[Image-based layout entries]
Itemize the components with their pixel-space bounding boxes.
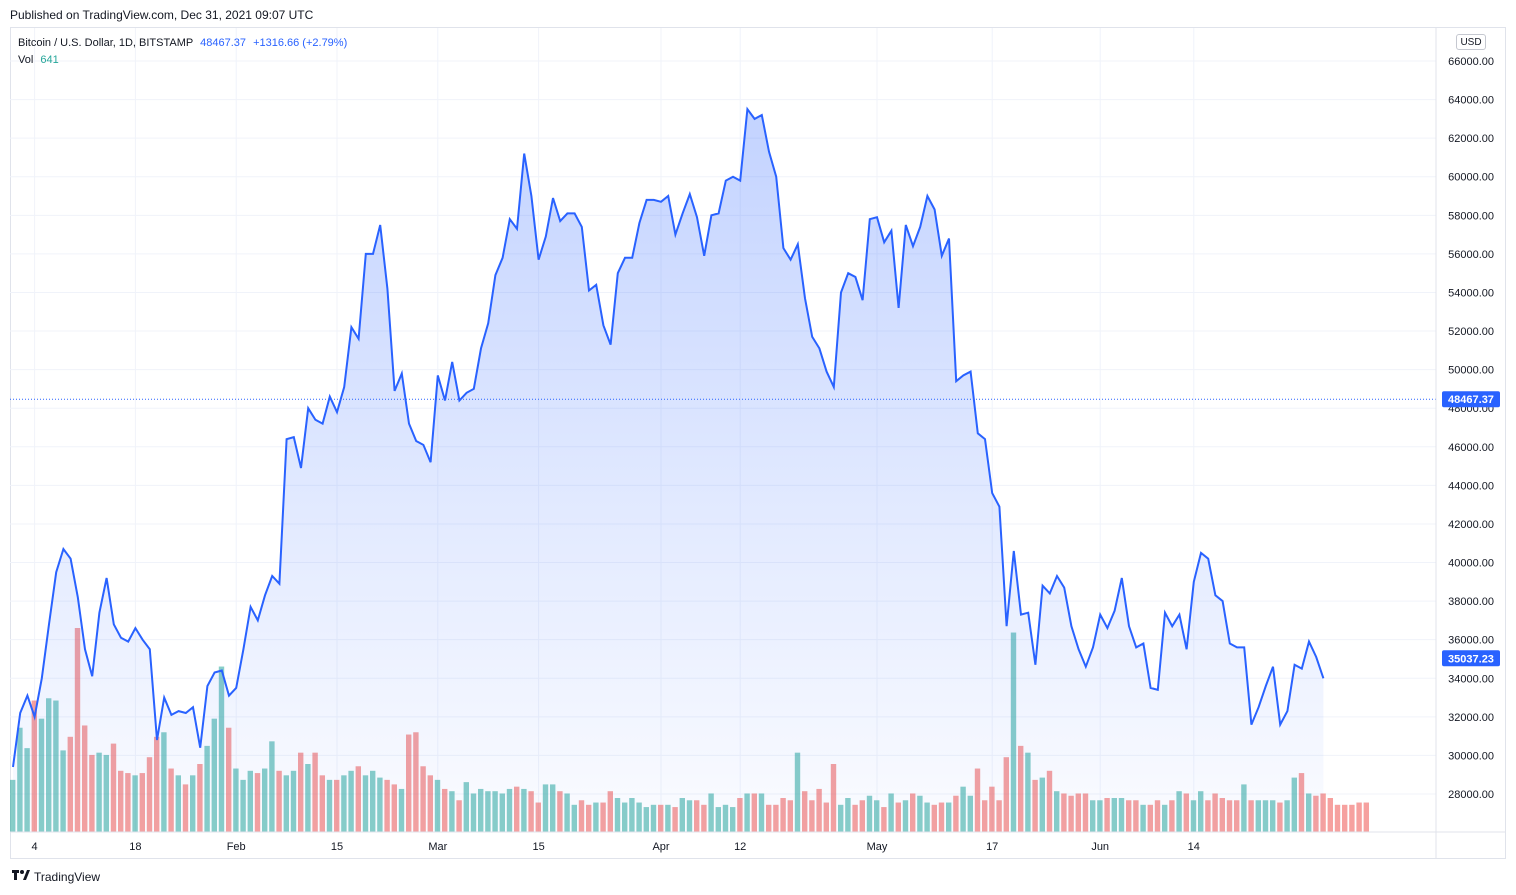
price-tags: 48467.37 35037.23: [1442, 391, 1500, 667]
price-tag-label: 35037.23: [1448, 653, 1494, 665]
x-tick-label: 15: [331, 841, 343, 853]
y-tick-label: 50000.00: [1448, 365, 1494, 377]
volume-bar: [1342, 804, 1348, 832]
y-tick-label: 58000.00: [1448, 210, 1494, 222]
x-tick-label: 12: [734, 841, 746, 853]
x-tick-label: 17: [986, 841, 998, 853]
y-axis: 28000.00 30000.00 32000.00 34000.00 36000.00…: [1435, 28, 1494, 858]
price-tag-label: 48467.37: [1448, 394, 1494, 406]
y-tick-label: 54000.00: [1448, 287, 1494, 299]
chart-frame: [10, 27, 1506, 859]
volume-bar: [1363, 802, 1369, 832]
y-tick-label: 32000.00: [1448, 712, 1494, 724]
y-tick-label: 38000.00: [1448, 596, 1494, 608]
x-tick-label: 4: [32, 841, 38, 853]
price-line: [12, 106, 1325, 768]
symbol-title: Bitcoin / U.S. Dollar, 1D, BITSTAMP: [18, 37, 194, 49]
legend-change: +1316.66 (+2.79%): [253, 37, 348, 49]
volume-bar: [1356, 802, 1362, 832]
x-tick-label: 14: [1188, 841, 1200, 853]
y-tick-label: 56000.00: [1448, 249, 1494, 261]
y-tick-label: 40000.00: [1448, 558, 1494, 570]
currency-button[interactable]: USD: [1456, 34, 1486, 50]
chart-legend: Bitcoin / U.S. Dollar, 1D, BITSTAMP 4846…: [18, 35, 347, 69]
x-tick-label: May: [867, 841, 888, 853]
price-area: [13, 109, 1324, 832]
legend-price: 48467.37: [200, 37, 246, 49]
y-tick-label: 62000.00: [1448, 133, 1494, 145]
x-tick-label: Jun: [1091, 841, 1109, 853]
x-tick-label: Mar: [428, 841, 447, 853]
price-tag-bg: [1442, 391, 1500, 408]
y-tick-label: 66000.00: [1448, 56, 1494, 68]
footer: TradingView: [12, 869, 100, 884]
y-tick-label: 44000.00: [1448, 480, 1494, 492]
x-tick-label: Feb: [227, 841, 246, 853]
price-tag-bg: [1442, 650, 1500, 667]
y-tick-label: 34000.00: [1448, 673, 1494, 685]
footer-brand[interactable]: TradingView: [34, 869, 101, 884]
y-tick-label: 46000.00: [1448, 442, 1494, 454]
x-tick-label: Apr: [652, 841, 669, 853]
tradingview-logo-icon[interactable]: [12, 869, 30, 884]
y-tick-label: 36000.00: [1448, 635, 1494, 647]
volume-bar: [1327, 798, 1333, 832]
published-caption: Published on TradingView.com, Dec 31, 20…: [10, 8, 314, 22]
x-tick-label: 15: [532, 841, 544, 853]
y-tick-label: 30000.00: [1448, 750, 1494, 762]
x-axis: 4 18 Feb 15 Mar 15 Apr 12 May 17 Jun 14: [10, 831, 1505, 853]
volume-bar: [1349, 804, 1355, 832]
x-tick-label: 18: [129, 841, 141, 853]
y-tick-label: 52000.00: [1448, 326, 1494, 338]
volume-bar: [1334, 804, 1341, 832]
volume-bar: [10, 779, 16, 832]
y-tick-label: 42000.00: [1448, 519, 1494, 531]
y-tick-label: 28000.00: [1448, 789, 1494, 801]
y-tick-label: 64000.00: [1448, 95, 1494, 107]
y-tick-label: 60000.00: [1448, 172, 1494, 184]
volume-label: Vol: [18, 54, 34, 66]
volume-value: 641: [40, 54, 59, 66]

▸ **EXERCISE DETAILS**: Rewrite the lines above with every "volume-bar" changed to "volume-column" and nothing else altered. Leave the pictures out.

▸ **OUTPUT FOR THIS EXERCISE**:
Itemize the components with their pixel-space bounding boxes.
price-tags: 48467.37 35037.23: [1442, 391, 1500, 667]
price-tag-label: 35037.23: [1448, 653, 1494, 665]
x-tick-label: 15: [331, 841, 343, 853]
y-tick-label: 50000.00: [1448, 365, 1494, 377]
volume-column: [1342, 804, 1348, 832]
y-tick-label: 58000.00: [1448, 210, 1494, 222]
x-tick-label: 12: [734, 841, 746, 853]
x-tick-label: 17: [986, 841, 998, 853]
y-axis: 28000.00 30000.00 32000.00 34000.00 36000.00…: [1435, 28, 1494, 858]
price-tag-label: 48467.37: [1448, 394, 1494, 406]
y-tick-label: 54000.00: [1448, 287, 1494, 299]
chart-frame: [10, 27, 1506, 859]
volume-column: [1363, 802, 1369, 832]
y-tick-label: 32000.00: [1448, 712, 1494, 724]
y-tick-label: 38000.00: [1448, 596, 1494, 608]
x-tick-label: 4: [32, 841, 38, 853]
price-line: [12, 106, 1325, 768]
symbol-title: Bitcoin / U.S. Dollar, 1D, BITSTAMP: [18, 37, 194, 49]
legend-change: +1316.66 (+2.79%): [253, 37, 348, 49]
volume-column: [1356, 802, 1362, 832]
x-tick-label: 14: [1188, 841, 1200, 853]
y-tick-label: 56000.00: [1448, 249, 1494, 261]
y-tick-label: 40000.00: [1448, 558, 1494, 570]
currency-button[interactable]: USD: [1456, 34, 1486, 50]
chart-legend: Bitcoin / U.S. Dollar, 1D, BITSTAMP 4846…: [18, 35, 347, 69]
x-tick-label: May: [867, 841, 888, 853]
price-area: [13, 109, 1324, 832]
legend-price: 48467.37: [200, 37, 246, 49]
y-tick-label: 62000.00: [1448, 133, 1494, 145]
x-tick-label: Jun: [1091, 841, 1109, 853]
x-tick-label: Mar: [428, 841, 447, 853]
price-tag-bg: [1442, 391, 1500, 408]
y-tick-label: 66000.00: [1448, 56, 1494, 68]
footer: TradingView: [12, 869, 100, 884]
y-tick-label: 44000.00: [1448, 480, 1494, 492]
x-tick-label: Feb: [227, 841, 246, 853]
price-tag-bg: [1442, 650, 1500, 667]
y-tick-label: 34000.00: [1448, 673, 1494, 685]
footer-brand[interactable]: TradingView: [34, 869, 101, 884]
y-tick-label: 46000.00: [1448, 442, 1494, 454]
x-tick-label: Apr: [652, 841, 669, 853]
tradingview-logo-icon[interactable]: [12, 869, 30, 884]
y-tick-label: 36000.00: [1448, 635, 1494, 647]
volume-column: [1327, 798, 1333, 832]
published-caption: Published on TradingView.com, Dec 31, 20…: [10, 8, 314, 22]
x-tick-label: 15: [532, 841, 544, 853]
y-tick-label: 30000.00: [1448, 750, 1494, 762]
x-axis: 4 18 Feb 15 Mar 15 Apr 12 May 17 Jun 14: [10, 831, 1505, 853]
volume-column: [1349, 804, 1355, 832]
x-tick-label: 18: [129, 841, 141, 853]
y-tick-label: 52000.00: [1448, 326, 1494, 338]
volume-column: [1334, 804, 1341, 832]
volume-column: [10, 779, 16, 832]
y-tick-label: 42000.00: [1448, 519, 1494, 531]
y-tick-label: 28000.00: [1448, 789, 1494, 801]
y-tick-label: 64000.00: [1448, 95, 1494, 107]
y-tick-label: 60000.00: [1448, 172, 1494, 184]
volume-label: Vol: [18, 54, 34, 66]
volume-value: 641: [40, 54, 59, 66]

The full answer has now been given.